**PROBLEM TO SOLVE**
Report, word for word, every line of the material that contains "pattern".
START MATERIALS PROVIDED
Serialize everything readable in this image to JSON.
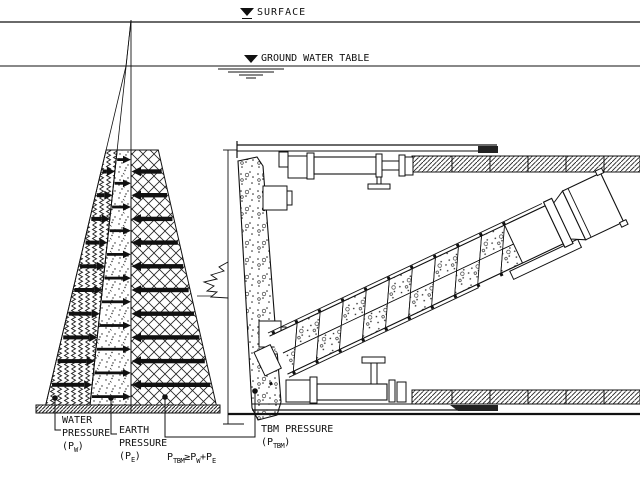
{
  "annotations": {
    "surface": "SURFACE",
    "gwt": "GROUND WATER TABLE"
  },
  "labels": {
    "water": {
      "l1": "WATER",
      "l2": "PRESSURE",
      "p": "(P",
      "sub": "W",
      "q": ")"
    },
    "earth": {
      "l1": "EARTH",
      "l2": "PRESSURE",
      "p": "(P",
      "sub": "E",
      "q": ")"
    },
    "tbm": {
      "l1": "TBM PRESSURE",
      "p": "(P",
      "sub": "TBM",
      "q": ")"
    },
    "formula": {
      "a": "P",
      "asub": "TBM",
      "op": "≥",
      "b": "P",
      "bsub": "W",
      "plus": "+",
      "c": "P",
      "csub": "E"
    }
  },
  "regions": [
    {
      "name": "water-pressure",
      "pattern": "zigzag-hatch",
      "arrow_direction": "right"
    },
    {
      "name": "earth-pressure",
      "pattern": "sand-dots",
      "arrow_direction": "right"
    },
    {
      "name": "tbm-pressure",
      "pattern": "diamond-crosshatch",
      "arrow_direction": "left"
    }
  ],
  "colors": {
    "ink": "#111111",
    "paper": "#ffffff"
  }
}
END MATERIALS PROVIDED
**ANSWER TO THE TASK**
      "pattern": "zigzag-hatch",
      "pattern": "sand-dots",
      "pattern": "diamond-crosshatch",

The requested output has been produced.